**EXERCISE DETAILS**.
Read the data and repeat all of it exactly.

**SUPPLIED RECORDS**.

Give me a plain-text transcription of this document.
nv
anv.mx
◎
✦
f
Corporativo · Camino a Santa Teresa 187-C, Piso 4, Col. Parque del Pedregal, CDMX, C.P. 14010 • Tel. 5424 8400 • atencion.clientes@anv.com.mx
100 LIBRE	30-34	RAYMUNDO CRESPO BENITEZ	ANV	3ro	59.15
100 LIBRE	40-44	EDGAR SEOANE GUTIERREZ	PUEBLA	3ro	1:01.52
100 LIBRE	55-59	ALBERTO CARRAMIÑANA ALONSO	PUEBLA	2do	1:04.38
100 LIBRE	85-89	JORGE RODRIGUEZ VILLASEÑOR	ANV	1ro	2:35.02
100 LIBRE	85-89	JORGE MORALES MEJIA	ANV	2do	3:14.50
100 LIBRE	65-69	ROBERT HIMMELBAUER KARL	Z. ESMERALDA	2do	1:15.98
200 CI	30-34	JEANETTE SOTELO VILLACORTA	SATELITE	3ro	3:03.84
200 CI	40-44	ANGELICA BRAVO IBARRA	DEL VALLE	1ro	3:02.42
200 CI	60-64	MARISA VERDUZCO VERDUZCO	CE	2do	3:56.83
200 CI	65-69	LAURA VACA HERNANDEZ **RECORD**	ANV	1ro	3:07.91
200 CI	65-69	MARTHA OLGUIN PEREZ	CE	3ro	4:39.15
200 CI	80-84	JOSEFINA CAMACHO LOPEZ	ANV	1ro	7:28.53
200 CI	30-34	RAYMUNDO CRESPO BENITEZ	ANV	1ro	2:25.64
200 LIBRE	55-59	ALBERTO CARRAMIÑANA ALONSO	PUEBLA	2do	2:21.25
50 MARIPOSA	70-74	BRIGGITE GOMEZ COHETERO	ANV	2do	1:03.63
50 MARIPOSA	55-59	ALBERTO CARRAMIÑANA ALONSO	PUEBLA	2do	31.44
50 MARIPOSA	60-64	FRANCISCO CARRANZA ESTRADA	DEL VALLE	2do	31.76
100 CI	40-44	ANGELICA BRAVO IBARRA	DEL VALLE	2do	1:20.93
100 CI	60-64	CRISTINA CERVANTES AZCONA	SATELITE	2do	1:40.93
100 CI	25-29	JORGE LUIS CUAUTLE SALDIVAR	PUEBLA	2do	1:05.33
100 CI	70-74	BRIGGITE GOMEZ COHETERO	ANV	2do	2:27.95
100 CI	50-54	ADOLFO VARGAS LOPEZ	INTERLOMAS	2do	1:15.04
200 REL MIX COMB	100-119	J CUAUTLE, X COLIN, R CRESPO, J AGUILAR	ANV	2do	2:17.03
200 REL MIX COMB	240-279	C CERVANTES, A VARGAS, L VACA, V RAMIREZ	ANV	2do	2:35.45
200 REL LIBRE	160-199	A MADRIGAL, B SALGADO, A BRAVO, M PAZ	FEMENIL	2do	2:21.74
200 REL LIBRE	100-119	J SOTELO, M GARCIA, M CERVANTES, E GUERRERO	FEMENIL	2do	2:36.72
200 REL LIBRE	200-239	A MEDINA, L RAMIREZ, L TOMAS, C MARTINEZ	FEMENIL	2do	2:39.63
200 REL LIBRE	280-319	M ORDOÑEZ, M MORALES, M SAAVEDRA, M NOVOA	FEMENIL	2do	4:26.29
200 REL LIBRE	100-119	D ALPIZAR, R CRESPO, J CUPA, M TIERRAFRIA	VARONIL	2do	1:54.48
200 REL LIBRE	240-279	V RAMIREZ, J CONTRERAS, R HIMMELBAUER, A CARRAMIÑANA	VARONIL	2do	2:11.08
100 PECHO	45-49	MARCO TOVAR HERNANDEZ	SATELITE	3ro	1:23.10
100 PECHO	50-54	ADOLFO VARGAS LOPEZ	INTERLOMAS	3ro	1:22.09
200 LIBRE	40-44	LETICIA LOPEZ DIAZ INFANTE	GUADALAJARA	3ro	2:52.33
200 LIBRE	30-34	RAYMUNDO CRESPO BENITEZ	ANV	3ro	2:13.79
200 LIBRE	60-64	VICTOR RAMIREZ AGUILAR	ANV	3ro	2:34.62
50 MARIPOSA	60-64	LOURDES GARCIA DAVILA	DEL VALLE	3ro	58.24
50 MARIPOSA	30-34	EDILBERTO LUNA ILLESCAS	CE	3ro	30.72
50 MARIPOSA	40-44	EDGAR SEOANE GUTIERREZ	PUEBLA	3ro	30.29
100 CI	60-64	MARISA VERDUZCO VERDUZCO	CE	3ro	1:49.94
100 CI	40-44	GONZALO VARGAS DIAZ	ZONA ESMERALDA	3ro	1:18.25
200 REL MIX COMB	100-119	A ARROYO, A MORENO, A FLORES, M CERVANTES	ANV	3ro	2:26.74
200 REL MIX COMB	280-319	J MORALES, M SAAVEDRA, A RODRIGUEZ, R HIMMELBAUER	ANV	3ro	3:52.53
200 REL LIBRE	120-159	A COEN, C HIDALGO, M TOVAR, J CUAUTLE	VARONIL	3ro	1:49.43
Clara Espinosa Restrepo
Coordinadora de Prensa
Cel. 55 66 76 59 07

**RESULT FOR THIS TASK**.
Give me a plain-text transcription of this document.
nv
anv.mx
◎
✦
f
Corporativo · Camino a Santa Teresa 187-C, Piso 4, Col. Parque del Pedregal, CDMX, C.P. 14010 • Tel. 5424 8400 • atencion.clientes@anv.com.mx
100 LIBRE	30-34	RAYMUNDO CRESPO BENITEZ	ANV	3ro	59.15
100 LIBRE	40-44	EDGAR SEOANE GUTIERREZ	PUEBLA	3ro	1:01.52
100 LIBRE	55-59	ALBERTO CARRAMIÑANA ALONSO	PUEBLA	2do	1:04.38
100 LIBRE	85-89	JORGE RODRIGUEZ VILLASEÑOR	ANV	1ro	2:35.02
100 LIBRE	85-89	JORGE MORALES MEJIA	ANV	2do	3:14.50
100 LIBRE	65-69	ROBERT HIMMELBAUER KARL	Z. ESMERALDA	2do	1:15.98
200 CI	30-34	JEANETTE SOTELO VILLACORTA	SATELITE	3ro	3:03.84
200 CI	40-44	ANGELICA BRAVO IBARRA	DEL VALLE	1ro	3:02.42
200 CI	60-64	MARISA VERDUZCO VERDUZCO	CE	2do	3:56.83
200 CI	65-69	LAURA VACA HERNANDEZ **RECORD**	ANV	1ro	3:07.91
200 CI	65-69	MARTHA OLGUIN PEREZ	CE	3ro	4:39.15
200 CI	80-84	JOSEFINA CAMACHO LOPEZ	ANV	1ro	7:28.53
200 CI	30-34	RAYMUNDO CRESPO BENITEZ	ANV	1ro	2:25.64
200 LIBRE	55-59	ALBERTO CARRAMIÑANA ALONSO	PUEBLA	2do	2:21.25
50 MARIPOSA	70-74	BRIGGITE GOMEZ COHETERO	ANV	2do	1:03.63
50 MARIPOSA	55-59	ALBERTO CARRAMIÑANA ALONSO	PUEBLA	2do	31.44
50 MARIPOSA	60-64	FRANCISCO CARRANZA ESTRADA	DEL VALLE	2do	31.76
100 CI	40-44	ANGELICA BRAVO IBARRA	DEL VALLE	2do	1:20.93
100 CI	60-64	CRISTINA CERVANTES AZCONA	SATELITE	2do	1:40.93
100 CI	25-29	JORGE LUIS CUAUTLE SALDIVAR	PUEBLA	2do	1:05.33
100 CI	70-74	BRIGGITE GOMEZ COHETERO	ANV	2do	2:27.95
100 CI	50-54	ADOLFO VARGAS LOPEZ	INTERLOMAS	2do	1:15.04
200 REL MIX COMB	100-119	J CUAUTLE, X COLIN, R CRESPO, J AGUILAR	ANV	2do	2:17.03
200 REL MIX COMB	240-279	C CERVANTES, A VARGAS, L VACA, V RAMIREZ	ANV	2do	2:35.45
200 REL LIBRE	160-199	A MADRIGAL, B SALGADO, A BRAVO, M PAZ	FEMENIL	2do	2:21.74
200 REL LIBRE	100-119	J SOTELO, M GARCIA, M CERVANTES, E GUERRERO	FEMENIL	2do	2:36.72
200 REL LIBRE	200-239	A MEDINA, L RAMIREZ, L TOMAS, C MARTINEZ	FEMENIL	2do	2:39.63
200 REL LIBRE	280-319	M ORDOÑEZ, M MORALES, M SAAVEDRA, M NOVOA	FEMENIL	2do	4:26.29
200 REL LIBRE	100-119	D ALPIZAR, R CRESPO, J CUPA, M TIERRAFRIA	VARONIL	2do	1:54.48
200 REL LIBRE	240-279	V RAMIREZ, J CONTRERAS, R HIMMELBAUER, A CARRAMIÑANA	VARONIL	2do	2:11.08
100 PECHO	45-49	MARCO TOVAR HERNANDEZ	SATELITE	3ro	1:23.10
100 PECHO	50-54	ADOLFO VARGAS LOPEZ	INTERLOMAS	3ro	1:22.09
200 LIBRE	40-44	LETICIA LOPEZ DIAZ INFANTE	GUADALAJARA	3ro	2:52.33
200 LIBRE	30-34	RAYMUNDO CRESPO BENITEZ	ANV	3ro	2:13.79
200 LIBRE	60-64	VICTOR RAMIREZ AGUILAR	ANV	3ro	2:34.62
50 MARIPOSA	60-64	LOURDES GARCIA DAVILA	DEL VALLE	3ro	58.24
50 MARIPOSA	30-34	EDILBERTO LUNA ILLESCAS	CE	3ro	30.72
50 MARIPOSA	40-44	EDGAR SEOANE GUTIERREZ	PUEBLA	3ro	30.29
100 CI	60-64	MARISA VERDUZCO VERDUZCO	CE	3ro	1:49.94
100 CI	40-44	GONZALO VARGAS DIAZ	ZONA ESMERALDA	3ro	1:18.25
200 REL MIX COMB	100-119	A ARROYO, A MORENO, A FLORES, M CERVANTES	ANV	3ro	2:26.74
200 REL MIX COMB	280-319	J MORALES, M SAAVEDRA, A RODRIGUEZ, R HIMMELBAUER	ANV	3ro	3:52.53
200 REL LIBRE	120-159	A COEN, C HIDALGO, M TOVAR, J CUAUTLE	VARONIL	3ro	1:49.43
Clara Espinosa Restrepo
Coordinadora de Prensa
Cel. 55 66 76 59 07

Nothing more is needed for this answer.